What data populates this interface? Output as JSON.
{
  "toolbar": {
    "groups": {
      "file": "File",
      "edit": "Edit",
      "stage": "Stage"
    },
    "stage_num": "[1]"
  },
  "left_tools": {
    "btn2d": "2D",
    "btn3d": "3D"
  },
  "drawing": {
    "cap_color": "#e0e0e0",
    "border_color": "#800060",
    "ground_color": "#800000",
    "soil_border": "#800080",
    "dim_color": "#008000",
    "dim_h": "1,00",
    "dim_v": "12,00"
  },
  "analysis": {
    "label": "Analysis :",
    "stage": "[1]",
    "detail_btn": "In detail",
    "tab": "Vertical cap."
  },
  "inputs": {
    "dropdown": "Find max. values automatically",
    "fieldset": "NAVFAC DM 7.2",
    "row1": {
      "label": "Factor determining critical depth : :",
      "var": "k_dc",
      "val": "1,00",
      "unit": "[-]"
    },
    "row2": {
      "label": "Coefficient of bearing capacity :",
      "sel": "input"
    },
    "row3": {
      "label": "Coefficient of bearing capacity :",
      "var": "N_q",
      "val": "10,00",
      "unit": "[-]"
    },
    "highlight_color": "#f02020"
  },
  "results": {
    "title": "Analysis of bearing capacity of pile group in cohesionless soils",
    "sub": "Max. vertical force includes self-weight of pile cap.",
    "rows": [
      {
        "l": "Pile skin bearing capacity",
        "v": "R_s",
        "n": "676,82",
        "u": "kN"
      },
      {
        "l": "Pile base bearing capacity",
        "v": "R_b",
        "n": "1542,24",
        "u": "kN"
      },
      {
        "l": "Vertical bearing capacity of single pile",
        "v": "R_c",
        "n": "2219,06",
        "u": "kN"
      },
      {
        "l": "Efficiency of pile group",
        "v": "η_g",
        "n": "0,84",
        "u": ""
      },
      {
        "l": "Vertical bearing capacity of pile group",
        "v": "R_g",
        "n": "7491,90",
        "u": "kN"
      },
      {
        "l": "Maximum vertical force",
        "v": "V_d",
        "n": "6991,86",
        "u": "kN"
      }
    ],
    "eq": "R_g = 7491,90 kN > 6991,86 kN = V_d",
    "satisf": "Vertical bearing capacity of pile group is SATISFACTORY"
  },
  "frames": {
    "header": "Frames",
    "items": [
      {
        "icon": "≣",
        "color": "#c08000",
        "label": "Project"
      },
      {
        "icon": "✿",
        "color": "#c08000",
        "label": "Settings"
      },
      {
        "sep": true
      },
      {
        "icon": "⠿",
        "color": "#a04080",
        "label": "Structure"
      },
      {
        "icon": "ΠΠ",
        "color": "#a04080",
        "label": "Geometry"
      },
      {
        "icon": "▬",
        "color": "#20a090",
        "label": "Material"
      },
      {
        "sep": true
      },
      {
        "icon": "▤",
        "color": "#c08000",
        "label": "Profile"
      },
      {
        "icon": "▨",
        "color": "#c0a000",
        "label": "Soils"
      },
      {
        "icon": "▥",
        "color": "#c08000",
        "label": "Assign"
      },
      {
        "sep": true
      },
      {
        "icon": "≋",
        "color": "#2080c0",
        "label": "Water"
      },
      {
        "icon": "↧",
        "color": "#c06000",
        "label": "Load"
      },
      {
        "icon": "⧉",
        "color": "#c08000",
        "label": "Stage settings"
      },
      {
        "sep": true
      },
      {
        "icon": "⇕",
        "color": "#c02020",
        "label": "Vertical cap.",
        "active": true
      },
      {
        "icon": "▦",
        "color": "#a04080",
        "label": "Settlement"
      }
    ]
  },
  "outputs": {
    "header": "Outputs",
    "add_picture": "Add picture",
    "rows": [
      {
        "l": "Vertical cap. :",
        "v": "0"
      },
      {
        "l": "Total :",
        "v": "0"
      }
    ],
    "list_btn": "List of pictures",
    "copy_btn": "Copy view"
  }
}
########
• _PROBLEM REQUIREMENTS_
Print the entries exactly. Include every one.

• _EXPECTED ANSWER_
What data populates this interface? Output as JSON.
{
  "toolbar": {
    "groups": {
      "file": "File",
      "edit": "Edit",
      "stage": "Stage"
    },
    "stage_num": "[1]"
  },
  "left_tools": {
    "btn2d": "2D",
    "btn3d": "3D"
  },
  "drawing": {
    "cap_color": "#e0e0e0",
    "border_color": "#800060",
    "ground_color": "#800000",
    "soil_border": "#800080",
    "dim_color": "#008000",
    "dim_h": "1,00",
    "dim_v": "12,00"
  },
  "analysis": {
    "label": "Analysis :",
    "stage": "[1]",
    "detail_btn": "In detail",
    "tab": "Vertical cap."
  },
  "inputs": {
    "dropdown": "Find max. values automatically",
    "fieldset": "NAVFAC DM 7.2",
    "row1": {
      "label": "Factor determining critical depth : :",
      "var": "k_dc",
      "val": "1,00",
      "unit": "[-]"
    },
    "row2": {
      "label": "Coefficient of bearing capacity :",
      "sel": "input"
    },
    "row3": {
      "label": "Coefficient of bearing capacity :",
      "var": "N_q",
      "val": "10,00",
      "unit": "[-]"
    },
    "highlight_color": "#f02020"
  },
  "results": {
    "title": "Analysis of bearing capacity of pile group in cohesionless soils",
    "sub": "Max. vertical force includes self-weight of pile cap.",
    "rows": [
      {
        "l": "Pile skin bearing capacity",
        "v": "R_s",
        "n": "676,82",
        "u": "kN"
      },
      {
        "l": "Pile base bearing capacity",
        "v": "R_b",
        "n": "1542,24",
        "u": "kN"
      },
      {
        "l": "Vertical bearing capacity of single pile",
        "v": "R_c",
        "n": "2219,06",
        "u": "kN"
      },
      {
        "l": "Efficiency of pile group",
        "v": "η_g",
        "n": "0,84",
        "u": ""
      },
      {
        "l": "Vertical bearing capacity of pile group",
        "v": "R_g",
        "n": "7491,90",
        "u": "kN"
      },
      {
        "l": "Maximum vertical force",
        "v": "V_d",
        "n": "6991,86",
        "u": "kN"
      }
    ],
    "eq": "R_g = 7491,90 kN > 6991,86 kN = V_d",
    "satisf": "Vertical bearing capacity of pile group is SATISFACTORY"
  },
  "frames": {
    "header": "Frames",
    "items": [
      {
        "icon": "≣",
        "color": "#c08000",
        "label": "Project"
      },
      {
        "icon": "✿",
        "color": "#c08000",
        "label": "Settings"
      },
      {
        "sep": true
      },
      {
        "icon": "⠿",
        "color": "#a04080",
        "label": "Structure"
      },
      {
        "icon": "ΠΠ",
        "color": "#a04080",
        "label": "Geometry"
      },
      {
        "icon": "▬",
        "color": "#20a090",
        "label": "Material"
      },
      {
        "sep": true
      },
      {
        "icon": "▤",
        "color": "#c08000",
        "label": "Profile"
      },
      {
        "icon": "▨",
        "color": "#c0a000",
        "label": "Soils"
      },
      {
        "icon": "▥",
        "color": "#c08000",
        "label": "Assign"
      },
      {
        "sep": true
      },
      {
        "icon": "≋",
        "color": "#2080c0",
        "label": "Water"
      },
      {
        "icon": "↧",
        "color": "#c06000",
        "label": "Load"
      },
      {
        "icon": "⧉",
        "color": "#c08000",
        "label": "Stage settings"
      },
      {
        "sep": true
      },
      {
        "icon": "⇕",
        "color": "#c02020",
        "label": "Vertical cap.",
        "active": true
      },
      {
        "icon": "▦",
        "color": "#a04080",
        "label": "Settlement"
      }
    ]
  },
  "outputs": {
    "header": "Outputs",
    "add_picture": "Add picture",
    "rows": [
      {
        "l": "Vertical cap. :",
        "v": "0"
      },
      {
        "l": "Total :",
        "v": "0"
      }
    ],
    "list_btn": "List of pictures",
    "copy_btn": "Copy view"
  }
}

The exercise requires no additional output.